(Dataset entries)
·····
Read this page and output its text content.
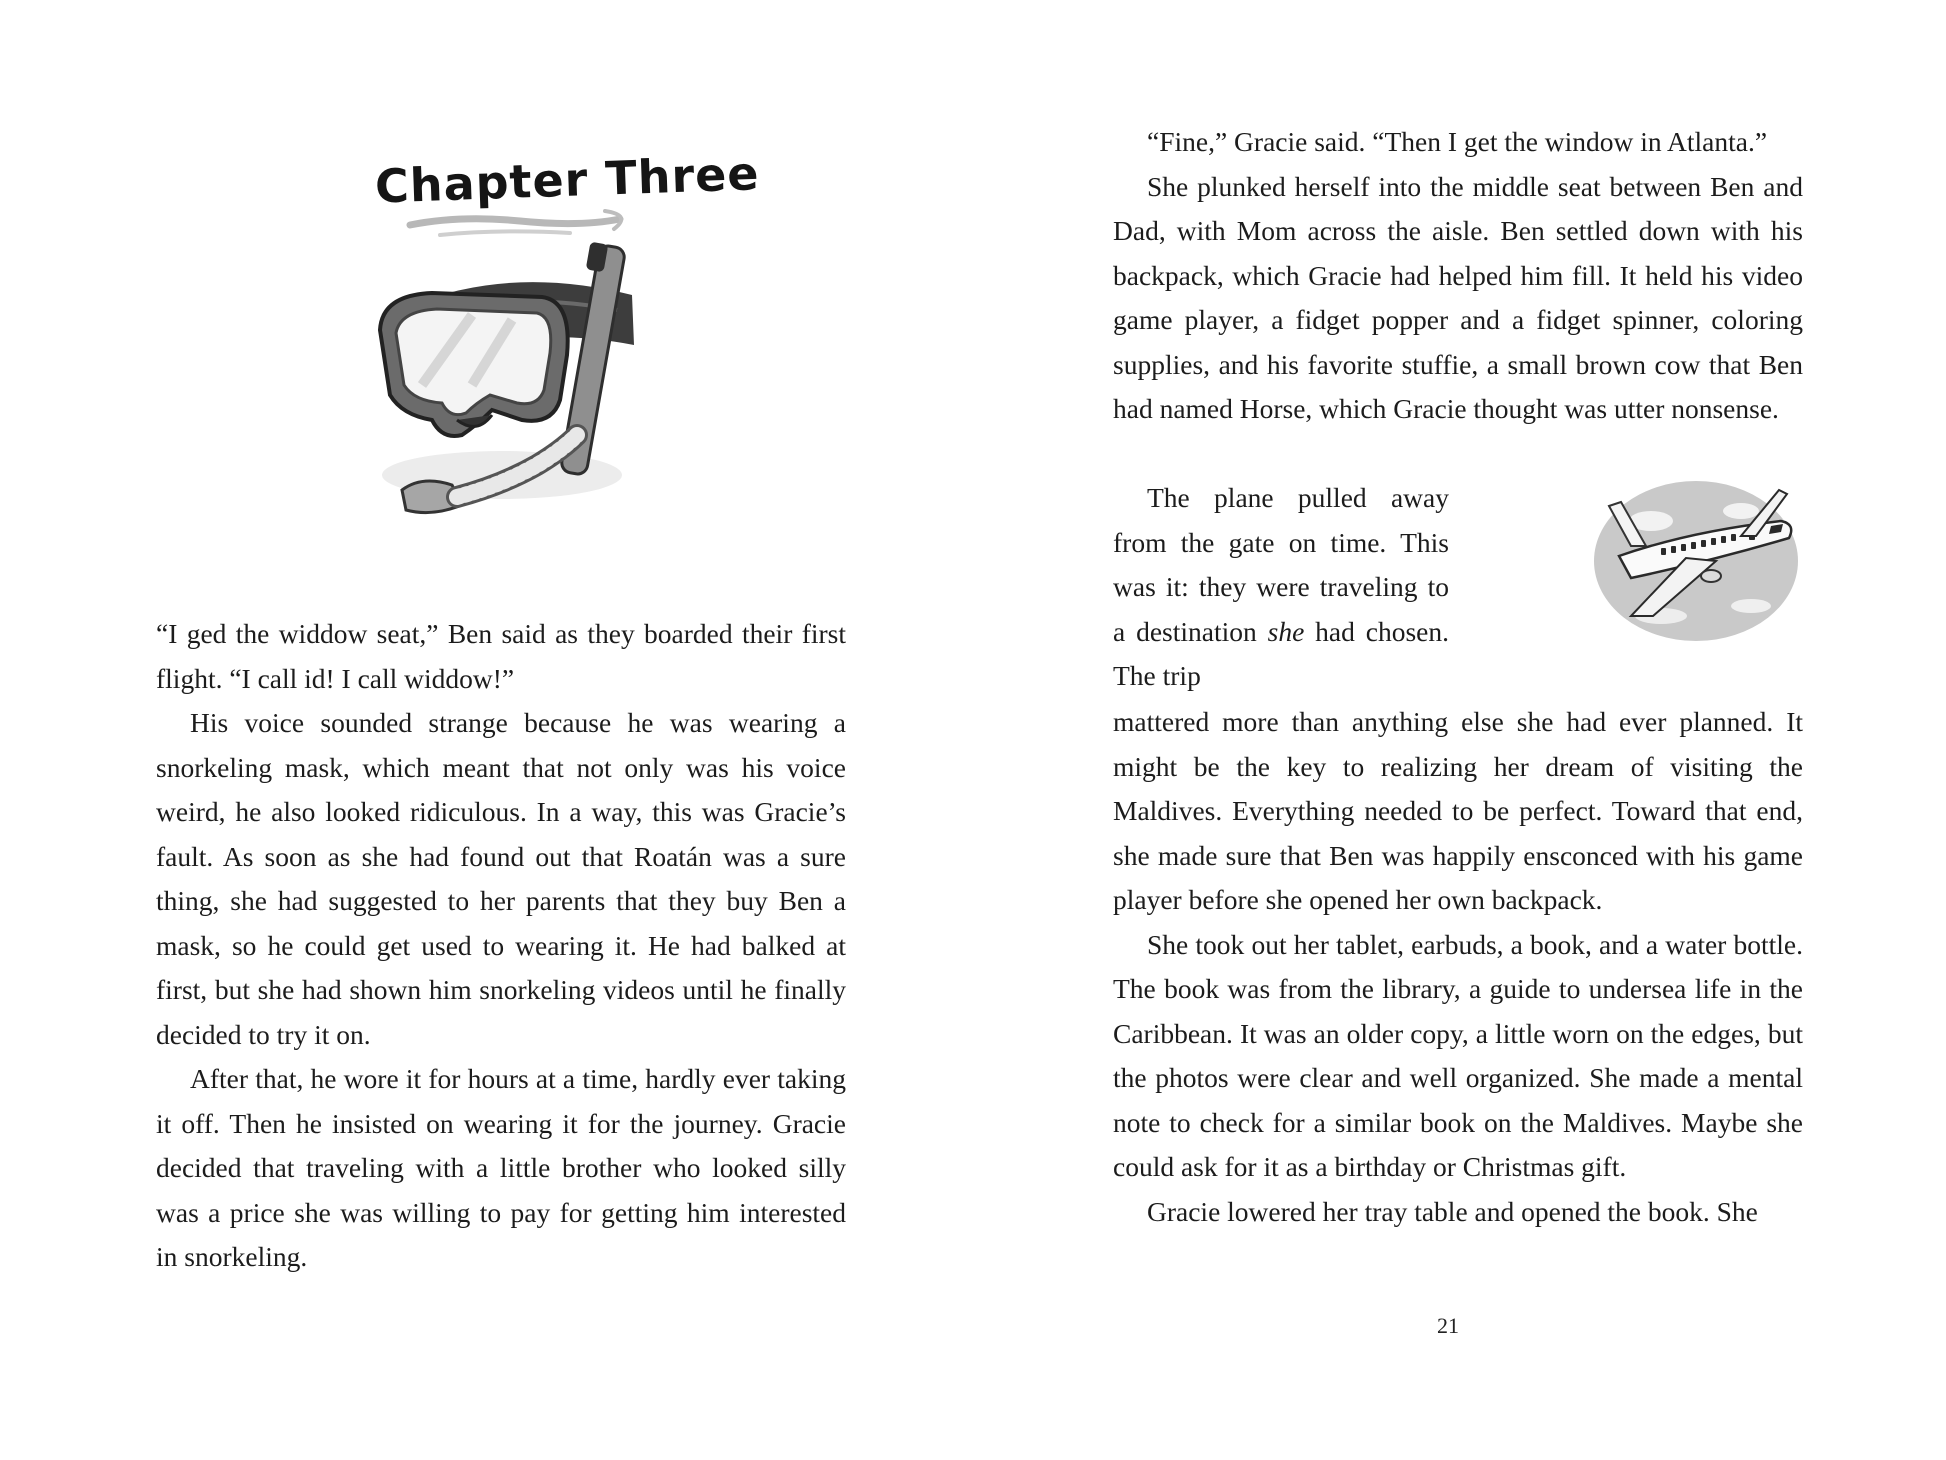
Chapter Three

“I ged the widdow seat,” Ben said as they boarded their first flight. “I call id! I call widdow!”

His voice sounded strange because he was wearing a snorkeling mask, which meant that not only was his voice weird, he also looked ridiculous. In a way, this was Gracie’s fault. As soon as she had found out that Roatán was a sure thing, she had suggested to her parents that they buy Ben a mask, so he could get used to wearing it. He had balked at first, but she had shown him snorkeling videos until he finally decided to try it on.

After that, he wore it for hours at a time, hardly ever taking it off. Then he insisted on wearing it for the journey. Gracie decided that traveling with a little brother who looked silly was a price she was willing to pay for getting him interested in snorkeling.

“Fine,” Gracie said. “Then I get the window in Atlanta.”

She plunked herself into the middle seat between Ben and Dad, with Mom across the aisle. Ben settled down with his backpack, which Gracie had helped him fill. It held his video game player, a fidget popper and a fidget spinner, coloring supplies, and his favorite stuffie, a small brown cow that Ben had named Horse, which Gracie thought was utter nonsense.

The plane pulled away from the gate on time. This was it: they were traveling to a destination she had chosen. The trip

mattered more than anything else she had ever planned. It might be the key to realizing her dream of visiting the Maldives. Everything needed to be perfect. Toward that end, she made sure that Ben was happily ensconced with his game player before she opened her own backpack.

She took out her tablet, earbuds, a book, and a water bottle. The book was from the library, a guide to undersea life in the Caribbean. It was an older copy, a little worn on the edges, but the photos were clear and well organized. She made a mental note to check for a similar book on the Maldives. Maybe she could ask for it as a birthday or Christmas gift.

Gracie lowered her tray table and opened the book. She

21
·····
**Request:**
From the entries above, extract each line containing "opened".

**Finished answer:**
mattered more than anything else she had ever planned. It might be the key to realizing her dream of visiting the Maldives. Everything needed to be perfect. Toward that end, she made sure that Ben was happily ensconced with his game player before she opened her own backpack.
Gracie lowered her tray table and opened the book. She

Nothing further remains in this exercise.